SUPPLIED DATA
=== Section Start ===

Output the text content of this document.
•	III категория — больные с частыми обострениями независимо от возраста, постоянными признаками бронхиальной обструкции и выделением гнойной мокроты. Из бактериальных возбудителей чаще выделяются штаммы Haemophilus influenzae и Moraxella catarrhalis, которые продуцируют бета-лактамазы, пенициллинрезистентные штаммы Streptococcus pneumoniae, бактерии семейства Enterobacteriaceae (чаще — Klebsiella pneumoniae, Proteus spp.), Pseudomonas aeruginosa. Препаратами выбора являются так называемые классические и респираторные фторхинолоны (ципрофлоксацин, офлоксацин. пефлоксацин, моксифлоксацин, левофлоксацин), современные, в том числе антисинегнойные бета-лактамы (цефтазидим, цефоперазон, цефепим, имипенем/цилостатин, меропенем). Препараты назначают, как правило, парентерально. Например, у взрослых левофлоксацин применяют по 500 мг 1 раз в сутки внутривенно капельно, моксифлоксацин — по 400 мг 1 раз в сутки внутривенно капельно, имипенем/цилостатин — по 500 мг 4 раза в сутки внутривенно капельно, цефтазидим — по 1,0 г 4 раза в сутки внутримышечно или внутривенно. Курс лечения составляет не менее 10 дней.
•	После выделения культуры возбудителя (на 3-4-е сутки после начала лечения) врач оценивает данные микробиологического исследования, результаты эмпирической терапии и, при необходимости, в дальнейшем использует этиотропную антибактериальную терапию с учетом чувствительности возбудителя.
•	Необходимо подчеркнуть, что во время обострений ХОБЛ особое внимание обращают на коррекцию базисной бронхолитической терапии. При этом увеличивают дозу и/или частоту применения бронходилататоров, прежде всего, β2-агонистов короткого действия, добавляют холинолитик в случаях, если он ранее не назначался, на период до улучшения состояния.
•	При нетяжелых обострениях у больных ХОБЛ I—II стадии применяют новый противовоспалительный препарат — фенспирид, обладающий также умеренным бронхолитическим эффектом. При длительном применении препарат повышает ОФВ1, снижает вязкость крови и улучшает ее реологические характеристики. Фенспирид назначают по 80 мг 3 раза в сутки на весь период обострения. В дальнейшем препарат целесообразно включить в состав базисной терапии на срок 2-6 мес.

=== Section End ===

HOW TO COMPLETE THIS TASK
Copy all records verbatim.

SOLUTION FOR THIS PROBLEM
Output the text content of this document.
•	III категория — больные с частыми обострениями независимо от возраста, постоянными признаками бронхиальной обструкции и выделением гнойной мокроты. Из бактериальных возбудителей чаще выделяются штаммы Haemophilus influenzae и Moraxella catarrhalis, которые продуцируют бета-лактамазы, пенициллинрезистентные штаммы Streptococcus pneumoniae, бактерии семейства Enterobacteriaceae (чаще — Klebsiella pneumoniae, Proteus spp.), Pseudomonas aeruginosa. Препаратами выбора являются так называемые классические и респираторные фторхинолоны (ципрофлоксацин, офлоксацин. пефлоксацин, моксифлоксацин, левофлоксацин), современные, в том числе антисинегнойные бета-лактамы (цефтазидим, цефоперазон, цефепим, имипенем/цилостатин, меропенем). Препараты назначают, как правило, парентерально. Например, у взрослых левофлоксацин применяют по 500 мг 1 раз в сутки внутривенно капельно, моксифлоксацин — по 400 мг 1 раз в сутки внутривенно капельно, имипенем/цилостатин — по 500 мг 4 раза в сутки внутривенно капельно, цефтазидим — по 1,0 г 4 раза в сутки внутримышечно или внутривенно. Курс лечения составляет не менее 10 дней.
•	После выделения культуры возбудителя (на 3-4-е сутки после начала лечения) врач оценивает данные микробиологического исследования, результаты эмпирической терапии и, при необходимости, в дальнейшем использует этиотропную антибактериальную терапию с учетом чувствительности возбудителя.
•	Необходимо подчеркнуть, что во время обострений ХОБЛ особое внимание обращают на коррекцию базисной бронхолитической терапии. При этом увеличивают дозу и/или частоту применения бронходилататоров, прежде всего, β2-агонистов короткого действия, добавляют холинолитик в случаях, если он ранее не назначался, на период до улучшения состояния.
•	При нетяжелых обострениях у больных ХОБЛ I—II стадии применяют новый противовоспалительный препарат — фенспирид, обладающий также умеренным бронхолитическим эффектом. При длительном применении препарат повышает ОФВ1, снижает вязкость крови и улучшает ее реологические характеристики. Фенспирид назначают по 80 мг 3 раза в сутки на весь период обострения. В дальнейшем препарат целесообразно включить в состав базисной терапии на срок 2-6 мес.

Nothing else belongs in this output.